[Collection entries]
----

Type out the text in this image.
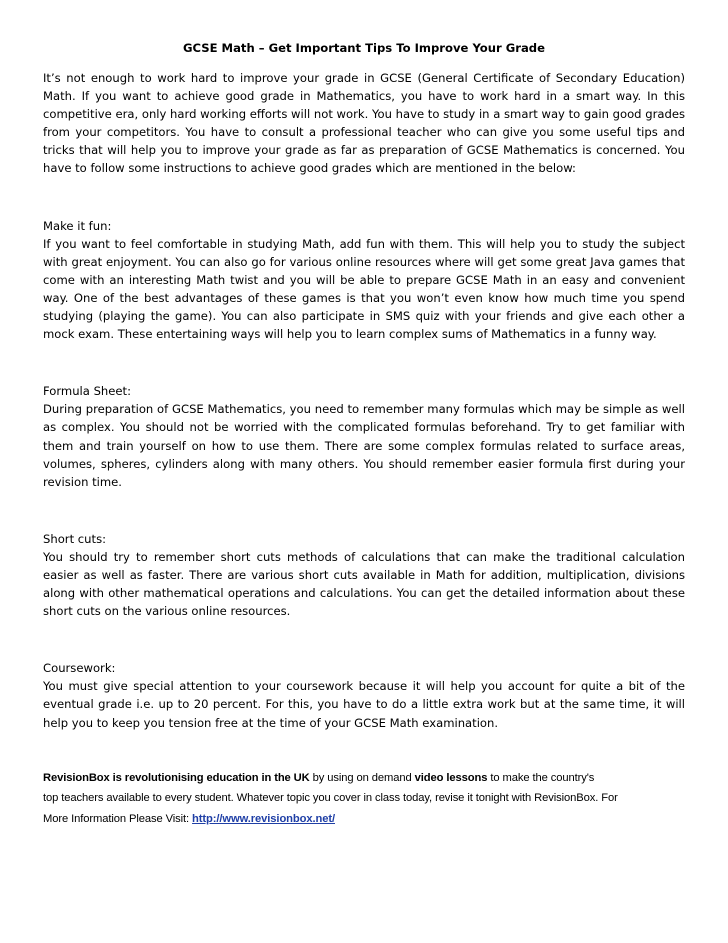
GCSE Math – Get Important Tips To Improve Your Grade

It’s not enough to work hard to improve your grade in GCSE (General Certificate of Secondary Education) Math. If you want to achieve good grade in Mathematics, you have to work hard in a smart way. In this competitive era, only hard working efforts will not work. You have to study in a smart way to gain good grades from your competitors. You have to consult a professional teacher who can give you some useful tips and tricks that will help you to improve your grade as far as preparation of GCSE Mathematics is concerned. You have to follow some instructions to achieve good grades which are mentioned in the below:

Make it fun:

If you want to feel comfortable in studying Math, add fun with them. This will help you to study the subject with great enjoyment. You can also go for various online resources where will get some great Java games that come with an interesting Math twist and you will be able to prepare GCSE Math in an easy and convenient way. One of the best advantages of these games is that you won’t even know how much time you spend studying (playing the game). You can also participate in SMS quiz with your friends and give each other a mock exam. These entertaining ways will help you to learn complex sums of Mathematics in a funny way.

Formula Sheet:

During preparation of GCSE Mathematics, you need to remember many formulas which may be simple as well as complex. You should not be worried with the complicated formulas beforehand. Try to get familiar with them and train yourself on how to use them. There are some complex formulas related to surface areas, volumes, spheres, cylinders along with many others. You should remember easier formula first during your revision time.

Short cuts:

You should try to remember short cuts methods of calculations that can make the traditional calculation easier as well as faster. There are various short cuts available in Math for addition, multiplication, divisions along with other mathematical operations and calculations. You can get the detailed information about these short cuts on the various online resources.

Coursework:

You must give special attention to your coursework because it will help you account for quite a bit of the eventual grade i.e. up to 20 percent. For this, you have to do a little extra work but at the same time, it will help you to keep you tension free at the time of your GCSE Math examination.

RevisionBox is revolutionising education in the UK by using on demand video lessons to make the country's

top teachers available to every student. Whatever topic you cover in class today, revise it tonight with RevisionBox. For

More Information Please Visit: http://www.revisionbox.net/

----

Quote every record above exactly, leaving out the pictures.

Type out the text in this image.
GCSE Math – Get Important Tips To Improve Your Grade

It’s not enough to work hard to improve your grade in GCSE (General Certificate of Secondary Education) Math. If you want to achieve good grade in Mathematics, you have to work hard in a smart way. In this competitive era, only hard working efforts will not work. You have to study in a smart way to gain good grades from your competitors. You have to consult a professional teacher who can give you some useful tips and tricks that will help you to improve your grade as far as preparation of GCSE Mathematics is concerned. You have to follow some instructions to achieve good grades which are mentioned in the below:

Make it fun:

If you want to feel comfortable in studying Math, add fun with them. This will help you to study the subject with great enjoyment. You can also go for various online resources where will get some great Java games that come with an interesting Math twist and you will be able to prepare GCSE Math in an easy and convenient way. One of the best advantages of these games is that you won’t even know how much time you spend studying (playing the game). You can also participate in SMS quiz with your friends and give each other a mock exam. These entertaining ways will help you to learn complex sums of Mathematics in a funny way.

Formula Sheet:

During preparation of GCSE Mathematics, you need to remember many formulas which may be simple as well as complex. You should not be worried with the complicated formulas beforehand. Try to get familiar with them and train yourself on how to use them. There are some complex formulas related to surface areas, volumes, spheres, cylinders along with many others. You should remember easier formula first during your revision time.

Short cuts:

You should try to remember short cuts methods of calculations that can make the traditional calculation easier as well as faster. There are various short cuts available in Math for addition, multiplication, divisions along with other mathematical operations and calculations. You can get the detailed information about these short cuts on the various online resources.

Coursework:

You must give special attention to your coursework because it will help you account for quite a bit of the eventual grade i.e. up to 20 percent. For this, you have to do a little extra work but at the same time, it will help you to keep you tension free at the time of your GCSE Math examination.

RevisionBox is revolutionising education in the UK by using on demand video lessons to make the country's

top teachers available to every student. Whatever topic you cover in class today, revise it tonight with RevisionBox. For

More Information Please Visit: http://www.revisionbox.net/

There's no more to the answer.